Task goal -> Please retype the records below exactly, leaving out any pictures.
◇ ◇ ◇ ◇
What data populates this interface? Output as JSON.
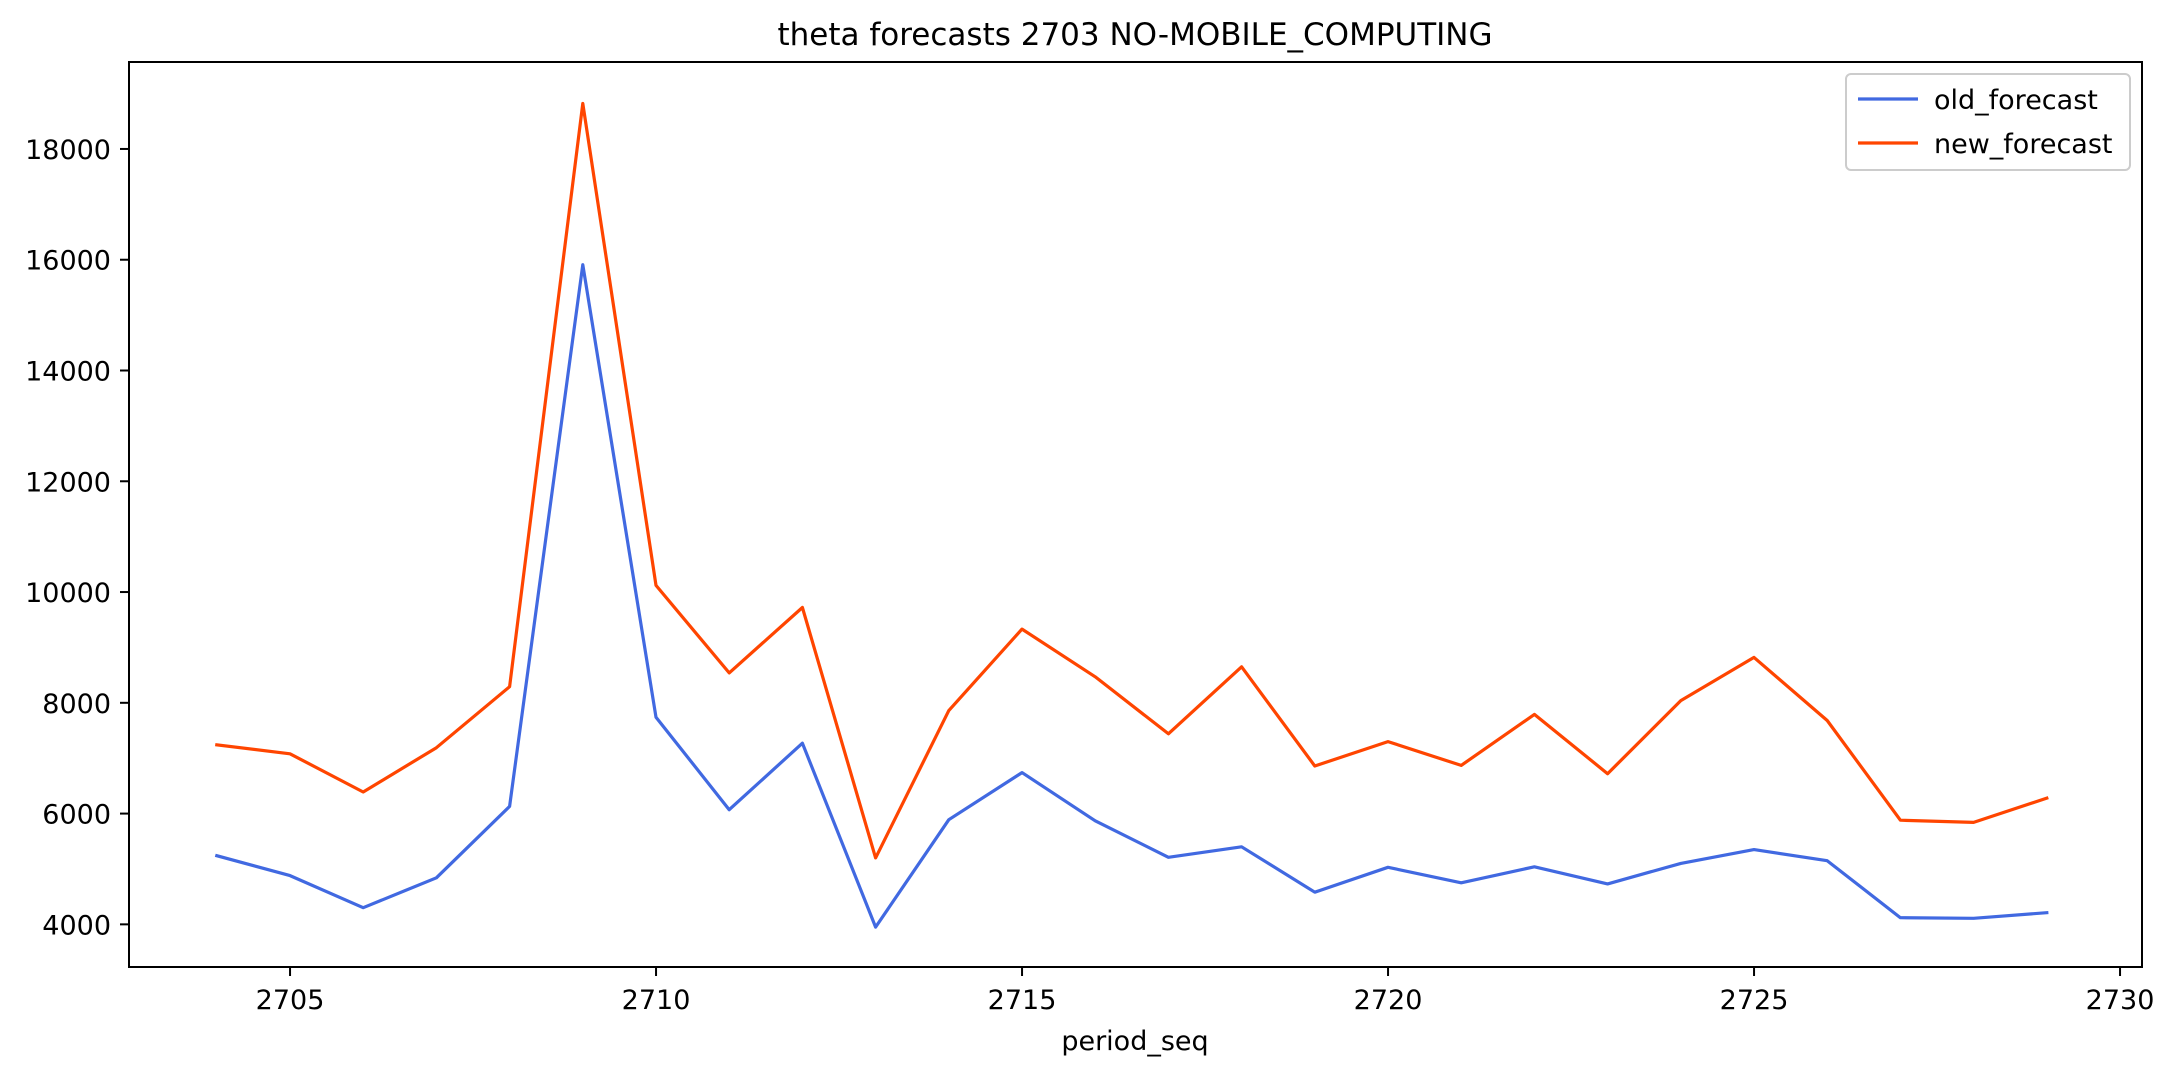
{
  "chart_data": {
    "type": "line",
    "title": "theta forecasts 2703 NO-MOBILE_COMPUTING",
    "xlabel": "period_seq",
    "ylabel": "",
    "xlim": [
      2702.8,
      2730.3
    ],
    "ylim": [
      3230,
      19570
    ],
    "x_ticks": [
      2705,
      2710,
      2715,
      2720,
      2725,
      2730
    ],
    "y_ticks": [
      4000,
      6000,
      8000,
      10000,
      12000,
      14000,
      16000,
      18000
    ],
    "grid": false,
    "legend_position": "top-right",
    "x": [
      2704,
      2705,
      2706,
      2707,
      2708,
      2709,
      2710,
      2711,
      2712,
      2713,
      2714,
      2715,
      2716,
      2717,
      2718,
      2719,
      2720,
      2721,
      2722,
      2723,
      2724,
      2725,
      2726,
      2727,
      2728,
      2729
    ],
    "series": [
      {
        "name": "old_forecast",
        "color": "#4169e1",
        "values": [
          5240,
          4880,
          4300,
          4840,
          6130,
          15910,
          7740,
          6070,
          7270,
          3950,
          5890,
          6740,
          5870,
          5210,
          5400,
          4580,
          5030,
          4750,
          5040,
          4730,
          5100,
          5350,
          5150,
          4120,
          4110,
          4210
        ]
      },
      {
        "name": "new_forecast",
        "color": "#ff4500",
        "values": [
          7240,
          7080,
          6390,
          7190,
          8290,
          18820,
          10120,
          8540,
          9720,
          5200,
          7860,
          9330,
          8470,
          7440,
          8650,
          6860,
          7300,
          6870,
          7790,
          6720,
          8040,
          8820,
          7680,
          5880,
          5840,
          6280
        ]
      }
    ]
  }
}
◇ ◇ ◇ ◇
Final answer ->
What data populates this interface? Output as JSON.
{
  "chart_data": {
    "type": "line",
    "title": "theta forecasts 2703 NO-MOBILE_COMPUTING",
    "xlabel": "period_seq",
    "ylabel": "",
    "xlim": [
      2702.8,
      2730.3
    ],
    "ylim": [
      3230,
      19570
    ],
    "x_ticks": [
      2705,
      2710,
      2715,
      2720,
      2725,
      2730
    ],
    "y_ticks": [
      4000,
      6000,
      8000,
      10000,
      12000,
      14000,
      16000,
      18000
    ],
    "grid": false,
    "legend_position": "top-right",
    "x": [
      2704,
      2705,
      2706,
      2707,
      2708,
      2709,
      2710,
      2711,
      2712,
      2713,
      2714,
      2715,
      2716,
      2717,
      2718,
      2719,
      2720,
      2721,
      2722,
      2723,
      2724,
      2725,
      2726,
      2727,
      2728,
      2729
    ],
    "series": [
      {
        "name": "old_forecast",
        "color": "#4169e1",
        "values": [
          5240,
          4880,
          4300,
          4840,
          6130,
          15910,
          7740,
          6070,
          7270,
          3950,
          5890,
          6740,
          5870,
          5210,
          5400,
          4580,
          5030,
          4750,
          5040,
          4730,
          5100,
          5350,
          5150,
          4120,
          4110,
          4210
        ]
      },
      {
        "name": "new_forecast",
        "color": "#ff4500",
        "values": [
          7240,
          7080,
          6390,
          7190,
          8290,
          18820,
          10120,
          8540,
          9720,
          5200,
          7860,
          9330,
          8470,
          7440,
          8650,
          6860,
          7300,
          6870,
          7790,
          6720,
          8040,
          8820,
          7680,
          5880,
          5840,
          6280
        ]
      }
    ]
  }
}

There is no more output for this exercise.